• WHAT IS REQUIRED:
In the data, take the stretch from the line that contains "table-header-row: NIK NAMA" through the line that contains "sidebar-item-recruitment-3[interactable]: RECRUITMENT 3" and change "Andy Susanto" to "Agus Rahmat", leaving everything else the same. Give back only those lines.
:::
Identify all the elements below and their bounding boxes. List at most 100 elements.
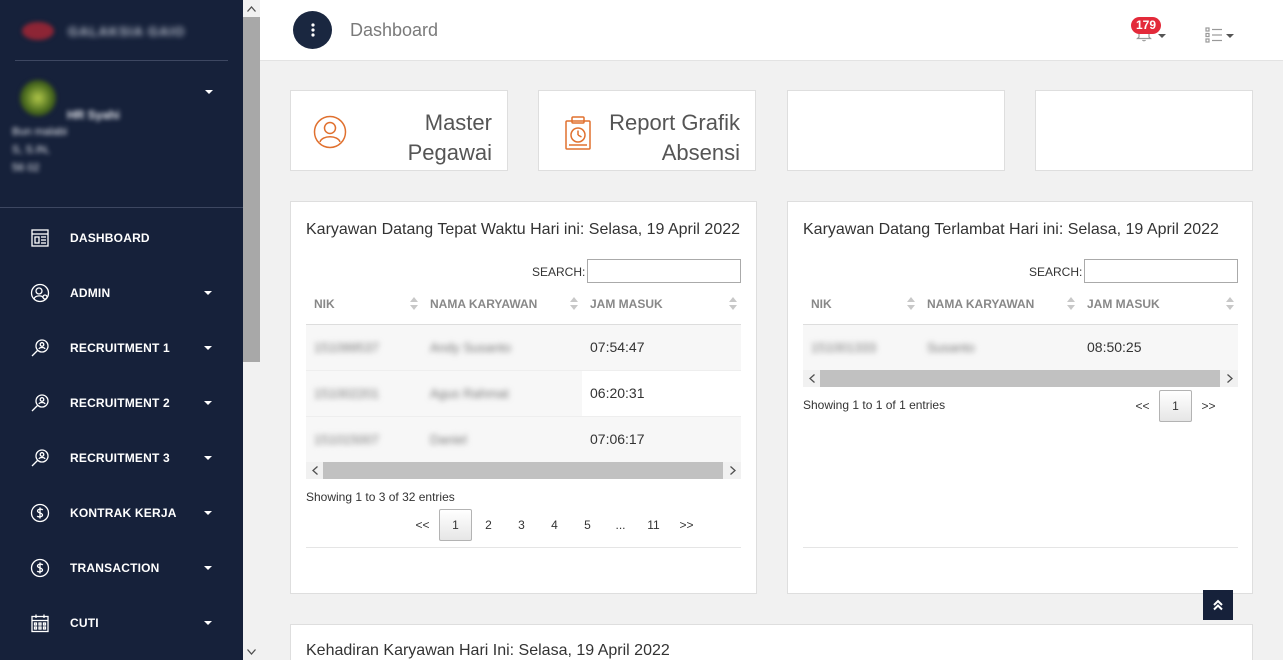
table-header-row: NIK NAMA KARYAWAN JAM MASUK (306, 284, 741, 325)
cell-nama: Andy Susanto (422, 324, 582, 371)
sidebar-item-cuti[interactable]: CUTI (0, 595, 243, 650)
sidebar-item-recruitment-3[interactable]: RECRUITMENT 3 (0, 430, 243, 485)
panel-attendance: Kehadiran Karyawan Hari Ini: Selasa, 19 … (290, 624, 1253, 660)
panel-ontime: Karyawan Datang Tepat Waktu Hari ini: Se… (290, 201, 757, 594)
profile-name: HR Syahi (67, 108, 120, 122)
sidebar-item-admin[interactable]: ADMIN (0, 265, 243, 320)
pagination-page-1[interactable]: 1 (1159, 390, 1192, 422)
cell-jam: 07:54:47 (582, 324, 741, 371)
scroll-to-top-button[interactable] (1203, 590, 1233, 620)
list-menu-icon[interactable] (1205, 27, 1223, 48)
sidebar-item-recruitment-1[interactable]: RECRUITMENT 1 (0, 320, 243, 375)
scroll-right-icon[interactable] (1221, 370, 1238, 387)
scrollbar-thumb[interactable] (243, 17, 260, 362)
pagination-page-3[interactable]: 3 (505, 509, 538, 541)
top-header: Dashboard 179 (260, 0, 1283, 61)
pagination-page-4[interactable]: 4 (538, 509, 571, 541)
sort-icon (1226, 297, 1234, 311)
table-horizontal-scrollbar[interactable] (803, 370, 1238, 387)
scroll-left-icon[interactable] (803, 370, 820, 387)
sort-icon (729, 297, 737, 311)
brand-name: GALAKSIA GAIO (68, 23, 186, 39)
card-label: Master Pegawai (407, 110, 492, 165)
pagination-ellipsis: ... (615, 518, 626, 532)
table-row[interactable]: 151002201 Agus Rahmat 06:20:31 (306, 370, 741, 417)
cell-nik: 151001333 (803, 324, 919, 371)
profile-line-2: S, S.IN, (12, 144, 50, 156)
brand-logo-icon (22, 22, 54, 40)
report-clock-icon (561, 115, 595, 150)
menu-toggle-button[interactable] (293, 11, 332, 49)
chevron-down-icon (204, 400, 212, 405)
sidebar-item-label: DASHBOARD (70, 230, 150, 245)
column-header-nama[interactable]: NAMA KARYAWAN (422, 284, 582, 325)
sidebar-item-kontrak-kerja[interactable]: KONTRAK KERJA (0, 485, 243, 540)
cell-jam: 07:06:17 (582, 416, 741, 463)
ontime-table: NIK NAMA KARYAWAN JAM MASUK 151099537 An… (306, 284, 741, 463)
card-report-grafik-absensi[interactable]: Report Grafik Absensi (538, 90, 756, 171)
brand[interactable]: GALAKSIA GAIO (22, 22, 185, 40)
user-gear-icon (30, 283, 50, 303)
sidebar-scrollbar[interactable] (243, 0, 260, 660)
table-horizontal-scrollbar[interactable] (306, 462, 741, 479)
pagination-prev[interactable]: << (406, 509, 439, 541)
profile-line-1: Bun malabi (12, 126, 68, 138)
chevron-down-icon (204, 510, 212, 515)
sort-icon (410, 297, 418, 311)
sidebar-item-transaction[interactable]: TRANSACTION (0, 540, 243, 595)
pagination-page-11[interactable]: 11 (637, 509, 670, 541)
scroll-up-icon[interactable] (243, 0, 260, 17)
dollar-icon (30, 503, 50, 523)
cell-nik: 151015007 (306, 416, 422, 463)
pagination-page-1[interactable]: 1 (439, 509, 472, 541)
pagination: << 1 2 3 4 5 ... 11 >> (406, 509, 703, 541)
table-row[interactable]: 151001333 Susanto 08:50:25 (803, 324, 1238, 371)
column-header-nik[interactable]: NIK (803, 284, 919, 325)
panel-divider (803, 547, 1238, 548)
cell-nama: Susanto (919, 324, 1079, 371)
table-row[interactable]: 151015007 Daniel 07:06:17 (306, 416, 741, 463)
pagination-page-2[interactable]: 2 (472, 509, 505, 541)
search-input[interactable] (587, 259, 741, 283)
sidebar: GALAKSIA GAIO HR Syahi Bun malabi S, S.I… (0, 0, 243, 660)
scroll-left-icon[interactable] (306, 462, 323, 479)
scrollbar-thumb[interactable] (323, 462, 723, 479)
pagination-page-5[interactable]: 5 (571, 509, 604, 541)
dashboard-icon (30, 228, 50, 248)
sidebar-item-label: TRANSACTION (70, 560, 160, 575)
chevron-down-icon (204, 290, 212, 295)
notification-badge[interactable]: 179 (1131, 17, 1162, 34)
column-header-jam-masuk[interactable]: JAM MASUK (1079, 284, 1238, 325)
card-empty-4[interactable] (1035, 90, 1253, 171)
scrollbar-thumb[interactable] (820, 370, 1220, 387)
panel-title: Karyawan Datang Tepat Waktu Hari ini: Se… (306, 221, 741, 238)
scroll-right-icon[interactable] (724, 462, 741, 479)
chevron-down-icon[interactable] (205, 90, 213, 94)
column-header-nik[interactable]: NIK (306, 284, 422, 325)
pagination-next[interactable]: >> (1192, 390, 1225, 422)
search-user-icon (30, 393, 50, 413)
sidebar-divider (0, 207, 243, 208)
cell-nik: 151002201 (306, 370, 422, 417)
column-header-jam-masuk[interactable]: JAM MASUK (582, 284, 741, 325)
panel-title: Kehadiran Karyawan Hari Ini: Selasa, 19 … (306, 642, 670, 659)
sidebar-item-recruitment-2[interactable]: RECRUITMENT 2 (0, 375, 243, 430)
cell-nama: Agus Rahmat (422, 370, 582, 417)
sidebar-item-dashboard[interactable]: DASHBOARD (0, 210, 243, 265)
sidebar-item-label: CUTI (70, 615, 99, 630)
scroll-down-icon[interactable] (243, 643, 260, 660)
pagination-next[interactable]: >> (670, 509, 703, 541)
sort-icon (570, 297, 578, 311)
pagination-prev[interactable]: << (1126, 390, 1159, 422)
card-empty-3[interactable] (787, 90, 1005, 171)
double-chevron-up-icon (1213, 599, 1223, 611)
table-row[interactable]: 151099537 Andy Susanto 07:54:47 (306, 324, 741, 371)
search-label: SEARCH: (532, 265, 586, 279)
cell-jam: 06:20:31 (582, 370, 741, 417)
card-master-pegawai[interactable]: Master Pegawai (290, 90, 508, 171)
panel-divider (306, 547, 741, 548)
column-header-nama[interactable]: NAMA KARYAWAN (919, 284, 1079, 325)
search-input[interactable] (1084, 259, 1238, 283)
chevron-down-icon[interactable] (1158, 34, 1166, 38)
chevron-down-icon[interactable] (1226, 34, 1234, 38)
:::
• RESPONSE:
table-header-row: NIK NAMA KARYAWAN JAM MASUK (306, 284, 741, 325)
cell-nama: Agus Rahmat (422, 324, 582, 371)
sidebar-item-cuti[interactable]: CUTI (0, 595, 243, 650)
sidebar-item-recruitment-3[interactable]: RECRUITMENT 3 (0, 430, 243, 485)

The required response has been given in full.